** WRITTEN EXERCISE A **
Restate word for word the part of the NASA mosquito-splat article from "Granted, the technology" up to and including "unlikely space experiment.".
--- begin TEXT SEGMENT ---
NASA Uses Gravitational Wave Detector Prototype to Detect ‘Space Mosquito’ Splats

Artist impression of ESA LISA Pathfinder in interplanetary space (ESA)

Imagine speeding down the highway and plowing into an unfortunate swarm of mosquitoes. Now imagine that you had the ability to precisely measure the mass of each mosquito, the speed at which it was traveling and the direction it was going before it exploded over your windscreen.

Granted, the technology to accomplish that probably isn’t feasible in such an uncontrolled environment. Factors such as vibration from the car’s motor and tires on the road, plus wind and air turbulence will completely drown out any “splat” from a minuscule insect’s body, rendering any signal difficult to decipher from noise.

But move your hypothetical “car and mosquitoes” into space — as silly as that may sound — and things become a lot less noisy. And now NASA is measuring its own special kind of “mosquito splat” signal by using a rather unlikely space experiment.
--- end TEXT SEGMENT ---
--- begin GIVEN DATA ---
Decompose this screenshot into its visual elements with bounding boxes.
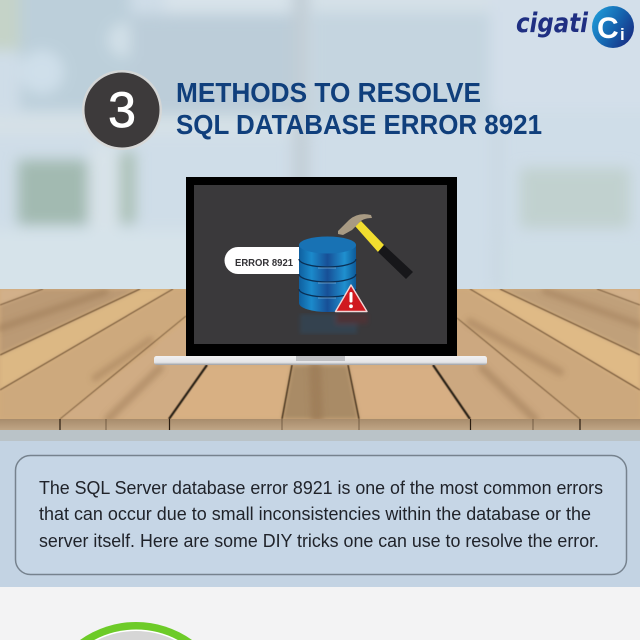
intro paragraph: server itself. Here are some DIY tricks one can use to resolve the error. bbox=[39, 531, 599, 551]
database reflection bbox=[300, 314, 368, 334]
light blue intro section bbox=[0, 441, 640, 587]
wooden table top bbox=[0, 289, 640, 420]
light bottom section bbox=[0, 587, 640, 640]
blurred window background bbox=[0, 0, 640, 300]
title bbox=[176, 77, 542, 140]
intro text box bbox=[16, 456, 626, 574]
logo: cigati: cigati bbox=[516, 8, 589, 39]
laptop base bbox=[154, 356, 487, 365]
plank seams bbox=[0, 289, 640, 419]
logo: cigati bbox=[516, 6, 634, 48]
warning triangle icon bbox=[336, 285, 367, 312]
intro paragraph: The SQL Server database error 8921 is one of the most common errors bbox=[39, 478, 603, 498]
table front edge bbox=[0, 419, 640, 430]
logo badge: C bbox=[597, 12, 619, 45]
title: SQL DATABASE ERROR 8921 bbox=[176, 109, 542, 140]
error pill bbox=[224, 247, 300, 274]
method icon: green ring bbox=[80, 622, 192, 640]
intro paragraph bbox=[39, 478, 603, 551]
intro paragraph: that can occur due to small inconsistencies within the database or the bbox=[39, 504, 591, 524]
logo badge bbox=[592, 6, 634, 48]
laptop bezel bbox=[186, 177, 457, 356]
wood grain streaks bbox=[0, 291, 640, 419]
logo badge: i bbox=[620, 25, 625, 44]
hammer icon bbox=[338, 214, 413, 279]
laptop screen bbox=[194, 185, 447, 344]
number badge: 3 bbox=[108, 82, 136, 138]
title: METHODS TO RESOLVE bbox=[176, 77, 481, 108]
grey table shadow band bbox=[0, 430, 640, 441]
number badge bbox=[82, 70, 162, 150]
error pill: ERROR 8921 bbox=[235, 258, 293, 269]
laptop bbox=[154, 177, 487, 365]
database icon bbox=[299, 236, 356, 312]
--- end GIVEN DATA ---
--- begin GIVEN DATA ---
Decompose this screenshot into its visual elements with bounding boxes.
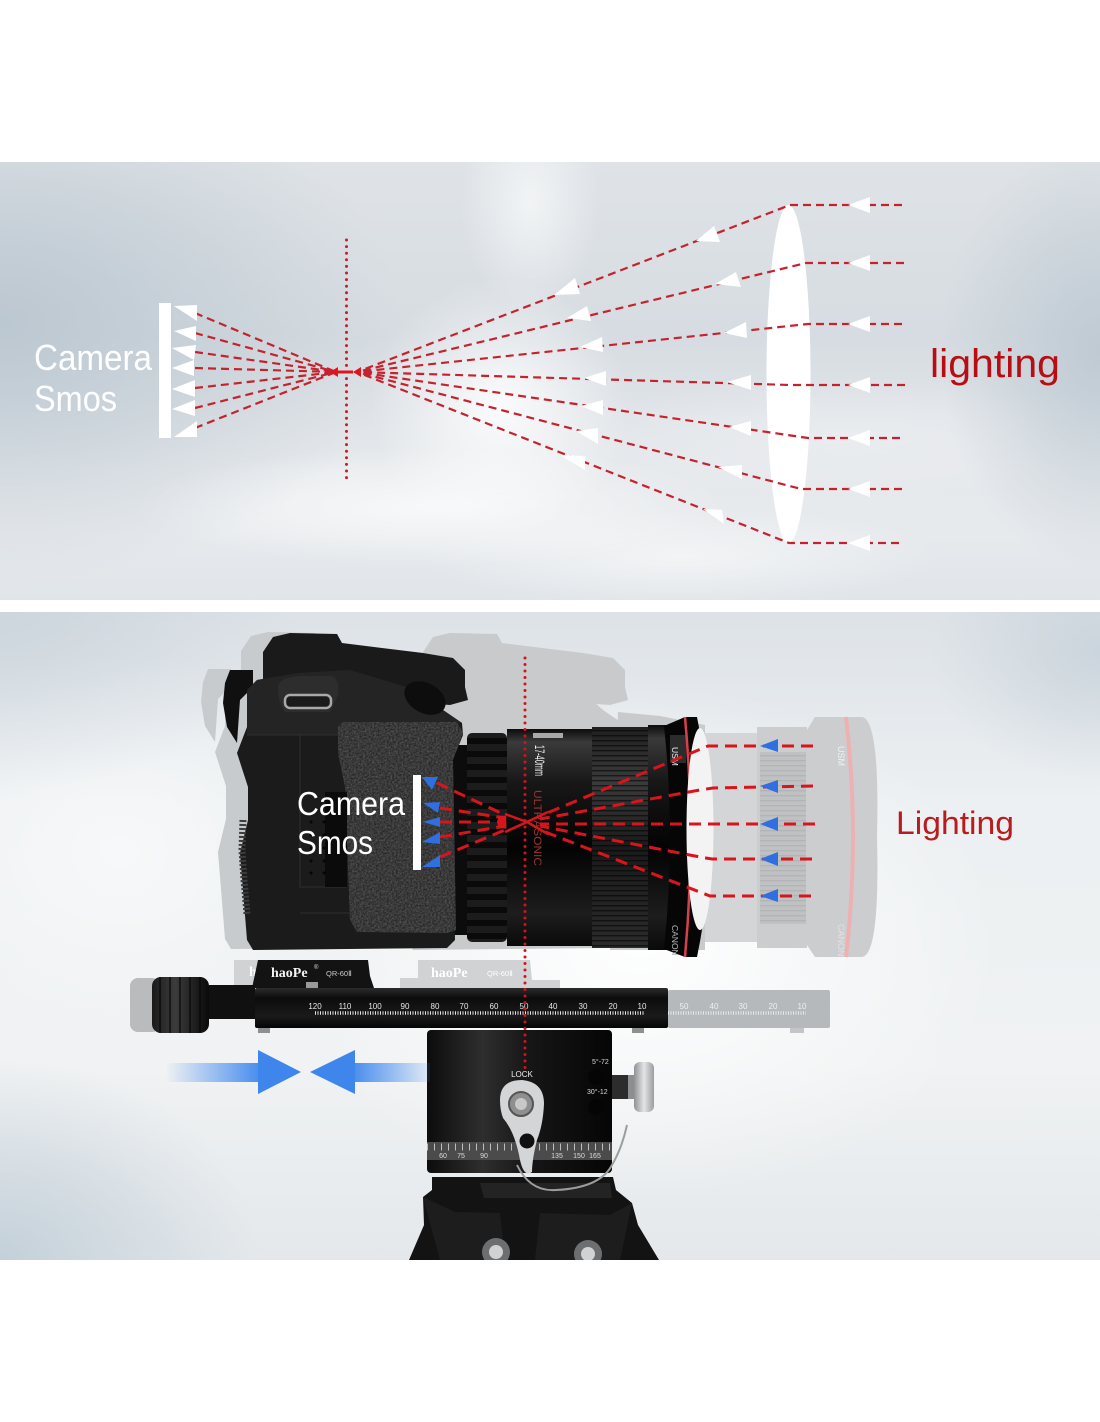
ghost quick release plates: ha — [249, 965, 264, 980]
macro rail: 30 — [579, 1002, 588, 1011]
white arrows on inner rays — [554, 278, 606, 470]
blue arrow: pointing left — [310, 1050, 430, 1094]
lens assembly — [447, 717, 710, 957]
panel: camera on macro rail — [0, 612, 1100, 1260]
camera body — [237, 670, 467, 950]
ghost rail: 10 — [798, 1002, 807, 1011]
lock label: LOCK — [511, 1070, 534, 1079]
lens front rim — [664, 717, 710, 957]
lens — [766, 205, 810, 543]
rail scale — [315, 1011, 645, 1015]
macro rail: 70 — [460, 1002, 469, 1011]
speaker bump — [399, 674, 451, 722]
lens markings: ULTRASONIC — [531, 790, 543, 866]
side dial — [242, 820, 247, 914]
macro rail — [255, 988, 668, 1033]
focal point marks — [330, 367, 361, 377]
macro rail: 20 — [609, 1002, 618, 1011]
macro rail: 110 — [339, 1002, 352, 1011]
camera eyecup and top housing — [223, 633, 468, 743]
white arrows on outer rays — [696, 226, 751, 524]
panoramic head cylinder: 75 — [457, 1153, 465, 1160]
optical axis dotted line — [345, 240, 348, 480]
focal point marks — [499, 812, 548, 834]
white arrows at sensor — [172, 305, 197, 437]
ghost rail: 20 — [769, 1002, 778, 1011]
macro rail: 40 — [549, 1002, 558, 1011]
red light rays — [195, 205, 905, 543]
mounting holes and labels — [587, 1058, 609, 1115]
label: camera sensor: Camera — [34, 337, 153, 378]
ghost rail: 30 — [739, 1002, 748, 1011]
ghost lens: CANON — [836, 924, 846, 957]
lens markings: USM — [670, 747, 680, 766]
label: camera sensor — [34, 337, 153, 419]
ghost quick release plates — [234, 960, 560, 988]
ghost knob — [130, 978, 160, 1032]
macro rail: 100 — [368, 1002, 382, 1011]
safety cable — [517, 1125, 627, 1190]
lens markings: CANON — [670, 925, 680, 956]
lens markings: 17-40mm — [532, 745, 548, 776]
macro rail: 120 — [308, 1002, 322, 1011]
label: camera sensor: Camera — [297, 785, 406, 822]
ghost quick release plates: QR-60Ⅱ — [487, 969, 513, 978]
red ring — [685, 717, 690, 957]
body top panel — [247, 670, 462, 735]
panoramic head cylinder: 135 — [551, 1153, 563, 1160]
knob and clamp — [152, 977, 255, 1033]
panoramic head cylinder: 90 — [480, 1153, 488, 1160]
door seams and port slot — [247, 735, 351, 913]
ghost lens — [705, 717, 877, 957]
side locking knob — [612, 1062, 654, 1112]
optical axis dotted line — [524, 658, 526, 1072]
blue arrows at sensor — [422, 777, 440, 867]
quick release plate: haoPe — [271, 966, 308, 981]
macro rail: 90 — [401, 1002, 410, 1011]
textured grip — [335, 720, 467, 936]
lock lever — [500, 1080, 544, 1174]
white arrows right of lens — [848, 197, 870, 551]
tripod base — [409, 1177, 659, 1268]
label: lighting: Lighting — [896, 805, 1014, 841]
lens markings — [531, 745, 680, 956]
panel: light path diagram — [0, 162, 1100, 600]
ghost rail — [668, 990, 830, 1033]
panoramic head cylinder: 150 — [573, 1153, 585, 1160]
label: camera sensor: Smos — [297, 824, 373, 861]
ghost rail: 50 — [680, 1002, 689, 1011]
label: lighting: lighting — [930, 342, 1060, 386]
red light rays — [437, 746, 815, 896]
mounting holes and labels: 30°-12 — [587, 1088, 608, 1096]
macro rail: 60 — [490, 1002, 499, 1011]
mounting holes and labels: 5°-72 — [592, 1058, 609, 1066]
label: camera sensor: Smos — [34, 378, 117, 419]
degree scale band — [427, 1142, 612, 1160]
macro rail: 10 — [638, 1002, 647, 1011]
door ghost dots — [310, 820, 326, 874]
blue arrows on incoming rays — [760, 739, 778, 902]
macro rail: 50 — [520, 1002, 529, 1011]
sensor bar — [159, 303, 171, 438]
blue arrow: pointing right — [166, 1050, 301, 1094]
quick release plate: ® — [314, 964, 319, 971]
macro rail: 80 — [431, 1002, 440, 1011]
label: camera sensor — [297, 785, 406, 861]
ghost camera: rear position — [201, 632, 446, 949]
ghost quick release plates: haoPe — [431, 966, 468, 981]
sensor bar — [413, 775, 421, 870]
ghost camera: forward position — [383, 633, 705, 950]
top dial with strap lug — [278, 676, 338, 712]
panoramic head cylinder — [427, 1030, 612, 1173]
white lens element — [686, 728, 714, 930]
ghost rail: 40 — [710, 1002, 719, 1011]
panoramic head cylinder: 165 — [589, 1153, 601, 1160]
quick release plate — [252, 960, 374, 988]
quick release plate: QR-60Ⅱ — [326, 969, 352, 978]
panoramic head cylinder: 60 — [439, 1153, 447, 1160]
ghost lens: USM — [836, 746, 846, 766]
--- end GIVEN DATA ---
** WRITTEN EXERCISE B **
In the records, update the lines from the line with "ghost quick release plates: ha —" up to and including the line with "lens — [766, 205, 810, 543]" by replacing "macro rail" with "focusing rail", leaving everything else unchanged, and return only those lines.

** COMPLETE ANSWER A **
Granted, the technology to accomplish that probably isn’t feasible in such an uncontrolled environment. Factors such as vibration from the car’s motor and tires on the road, plus wind and air turbulence will completely drown out any “splat” from a minuscule insect’s body, rendering any signal difficult to decipher from noise.

But move your hypothetical “car and mosquitoes” into space — as silly as that may sound — and things become a lot less noisy. And now NASA is measuring its own special kind of “mosquito splat” signal by using a rather unlikely space experiment.

** COMPLETE ANSWER B **
ghost quick release plates: ha — [249, 965, 264, 980]
focusing rail: 30 — [579, 1002, 588, 1011]
white arrows on inner rays — [554, 278, 606, 470]
blue arrow: pointing left — [310, 1050, 430, 1094]
lens assembly — [447, 717, 710, 957]
panel: camera on focusing rail — [0, 612, 1100, 1260]
camera body — [237, 670, 467, 950]
ghost rail: 10 — [798, 1002, 807, 1011]
lock label: LOCK — [511, 1070, 534, 1079]
lens front rim — [664, 717, 710, 957]
lens — [766, 205, 810, 543]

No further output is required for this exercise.